### SET PROBLEM
Copy every line of the material below word for word.

### DATA FOR THE TASK

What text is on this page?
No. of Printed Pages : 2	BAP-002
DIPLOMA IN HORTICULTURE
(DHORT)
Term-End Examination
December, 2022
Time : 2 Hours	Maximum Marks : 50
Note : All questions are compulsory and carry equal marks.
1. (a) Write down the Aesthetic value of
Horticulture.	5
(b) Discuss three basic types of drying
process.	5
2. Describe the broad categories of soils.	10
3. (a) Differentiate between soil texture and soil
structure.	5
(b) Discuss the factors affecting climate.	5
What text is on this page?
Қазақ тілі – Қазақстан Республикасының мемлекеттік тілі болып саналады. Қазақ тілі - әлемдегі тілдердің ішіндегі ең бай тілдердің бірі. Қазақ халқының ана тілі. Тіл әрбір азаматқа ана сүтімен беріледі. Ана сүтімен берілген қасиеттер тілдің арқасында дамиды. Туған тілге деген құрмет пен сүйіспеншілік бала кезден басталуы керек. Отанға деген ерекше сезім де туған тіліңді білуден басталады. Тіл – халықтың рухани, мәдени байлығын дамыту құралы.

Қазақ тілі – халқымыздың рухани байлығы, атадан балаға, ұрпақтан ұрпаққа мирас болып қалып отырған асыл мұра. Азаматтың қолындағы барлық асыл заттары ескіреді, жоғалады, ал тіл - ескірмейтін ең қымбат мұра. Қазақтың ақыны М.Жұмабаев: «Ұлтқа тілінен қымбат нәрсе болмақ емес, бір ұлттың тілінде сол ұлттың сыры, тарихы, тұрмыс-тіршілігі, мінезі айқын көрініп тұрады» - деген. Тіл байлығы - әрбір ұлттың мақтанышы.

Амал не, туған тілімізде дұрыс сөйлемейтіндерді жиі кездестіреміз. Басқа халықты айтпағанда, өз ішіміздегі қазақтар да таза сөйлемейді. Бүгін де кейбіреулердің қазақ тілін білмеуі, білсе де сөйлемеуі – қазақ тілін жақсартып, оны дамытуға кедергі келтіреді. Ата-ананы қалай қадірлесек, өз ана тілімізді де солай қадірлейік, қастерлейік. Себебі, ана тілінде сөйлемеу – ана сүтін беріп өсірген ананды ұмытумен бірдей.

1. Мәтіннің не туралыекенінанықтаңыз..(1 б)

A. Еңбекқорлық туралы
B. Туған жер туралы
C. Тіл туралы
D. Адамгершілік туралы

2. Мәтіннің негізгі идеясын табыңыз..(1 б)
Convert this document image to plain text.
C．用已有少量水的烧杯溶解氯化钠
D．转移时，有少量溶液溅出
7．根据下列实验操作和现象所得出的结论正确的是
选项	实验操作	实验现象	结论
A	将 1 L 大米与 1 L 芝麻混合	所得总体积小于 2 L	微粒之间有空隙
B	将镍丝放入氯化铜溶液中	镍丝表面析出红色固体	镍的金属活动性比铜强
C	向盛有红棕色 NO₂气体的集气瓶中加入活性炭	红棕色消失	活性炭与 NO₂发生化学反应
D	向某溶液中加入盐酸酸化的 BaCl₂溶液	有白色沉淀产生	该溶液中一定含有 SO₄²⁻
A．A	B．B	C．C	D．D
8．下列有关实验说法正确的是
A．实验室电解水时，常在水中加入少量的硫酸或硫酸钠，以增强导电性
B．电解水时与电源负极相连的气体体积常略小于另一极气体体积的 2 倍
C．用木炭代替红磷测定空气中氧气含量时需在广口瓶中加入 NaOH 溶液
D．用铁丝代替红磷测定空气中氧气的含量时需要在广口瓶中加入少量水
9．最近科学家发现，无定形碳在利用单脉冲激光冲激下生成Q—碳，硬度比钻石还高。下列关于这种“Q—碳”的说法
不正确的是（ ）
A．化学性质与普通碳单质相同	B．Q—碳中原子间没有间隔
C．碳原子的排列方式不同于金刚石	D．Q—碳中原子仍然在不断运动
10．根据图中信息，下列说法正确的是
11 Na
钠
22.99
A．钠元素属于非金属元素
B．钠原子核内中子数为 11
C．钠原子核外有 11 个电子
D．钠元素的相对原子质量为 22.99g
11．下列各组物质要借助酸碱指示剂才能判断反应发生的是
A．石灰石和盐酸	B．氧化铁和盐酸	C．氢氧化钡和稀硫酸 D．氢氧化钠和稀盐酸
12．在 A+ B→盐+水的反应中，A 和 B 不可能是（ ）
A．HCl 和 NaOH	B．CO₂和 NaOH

### ANSWER
What text is on this page?
No. of Printed Pages : 2	BAP-002
DIPLOMA IN HORTICULTURE
(DHORT)
Term-End Examination
December, 2022
Time : 2 Hours	Maximum Marks : 50
Note : All questions are compulsory and carry equal marks.
1. (a) Write down the Aesthetic value of
Horticulture.	5
(b) Discuss three basic types of drying
process.	5
2. Describe the broad categories of soils.	10
3. (a) Differentiate between soil texture and soil
structure.	5
(b) Discuss the factors affecting climate.	5
What text is on this page?
Қазақ тілі – Қазақстан Республикасының мемлекеттік тілі болып саналады. Қазақ тілі - әлемдегі тілдердің ішіндегі ең бай тілдердің бірі. Қазақ халқының ана тілі. Тіл әрбір азаматқа ана сүтімен беріледі. Ана сүтімен берілген қасиеттер тілдің арқасында дамиды. Туған тілге деген құрмет пен сүйіспеншілік бала кезден басталуы керек. Отанға деген ерекше сезім де туған тіліңді білуден басталады. Тіл – халықтың рухани, мәдени байлығын дамыту құралы.

Қазақ тілі – халқымыздың рухани байлығы, атадан балаға, ұрпақтан ұрпаққа мирас болып қалып отырған асыл мұра. Азаматтың қолындағы барлық асыл заттары ескіреді, жоғалады, ал тіл - ескірмейтін ең қымбат мұра. Қазақтың ақыны М.Жұмабаев: «Ұлтқа тілінен қымбат нәрсе болмақ емес, бір ұлттың тілінде сол ұлттың сыры, тарихы, тұрмыс-тіршілігі, мінезі айқын көрініп тұрады» - деген. Тіл байлығы - әрбір ұлттың мақтанышы.

Амал не, туған тілімізде дұрыс сөйлемейтіндерді жиі кездестіреміз. Басқа халықты айтпағанда, өз ішіміздегі қазақтар да таза сөйлемейді. Бүгін де кейбіреулердің қазақ тілін білмеуі, білсе де сөйлемеуі – қазақ тілін жақсартып, оны дамытуға кедергі келтіреді. Ата-ананы қалай қадірлесек, өз ана тілімізді де солай қадірлейік, қастерлейік. Себебі, ана тілінде сөйлемеу – ана сүтін беріп өсірген ананды ұмытумен бірдей.

1. Мәтіннің не туралыекенінанықтаңыз..(1 б)

A. Еңбекқорлық туралы
B. Туған жер туралы
C. Тіл туралы
D. Адамгершілік туралы

2. Мәтіннің негізгі идеясын табыңыз..(1 б)
Convert this document image to plain text.
C．用已有少量水的烧杯溶解氯化钠
D．转移时，有少量溶液溅出
7．根据下列实验操作和现象所得出的结论正确的是
选项	实验操作	实验现象	结论
A	将 1 L 大米与 1 L 芝麻混合	所得总体积小于 2 L	微粒之间有空隙
B	将镍丝放入氯化铜溶液中	镍丝表面析出红色固体	镍的金属活动性比铜强
C	向盛有红棕色 NO₂气体的集气瓶中加入活性炭	红棕色消失	活性炭与 NO₂发生化学反应
D	向某溶液中加入盐酸酸化的 BaCl₂溶液	有白色沉淀产生	该溶液中一定含有 SO₄²⁻
A．A	B．B	C．C	D．D
8．下列有关实验说法正确的是
A．实验室电解水时，常在水中加入少量的硫酸或硫酸钠，以增强导电性
B．电解水时与电源负极相连的气体体积常略小于另一极气体体积的 2 倍
C．用木炭代替红磷测定空气中氧气含量时需在广口瓶中加入 NaOH 溶液
D．用铁丝代替红磷测定空气中氧气的含量时需要在广口瓶中加入少量水
9．最近科学家发现，无定形碳在利用单脉冲激光冲激下生成Q—碳，硬度比钻石还高。下列关于这种“Q—碳”的说法
不正确的是（ ）
A．化学性质与普通碳单质相同	B．Q—碳中原子间没有间隔
C．碳原子的排列方式不同于金刚石	D．Q—碳中原子仍然在不断运动
10．根据图中信息，下列说法正确的是
11 Na
钠
22.99
A．钠元素属于非金属元素
B．钠原子核内中子数为 11
C．钠原子核外有 11 个电子
D．钠元素的相对原子质量为 22.99g
11．下列各组物质要借助酸碱指示剂才能判断反应发生的是
A．石灰石和盐酸	B．氧化铁和盐酸	C．氢氧化钡和稀硫酸 D．氢氧化钠和稀盐酸
12．在 A+ B→盐+水的反应中，A 和 B 不可能是（ ）
A．HCl 和 NaOH	B．CO₂和 NaOH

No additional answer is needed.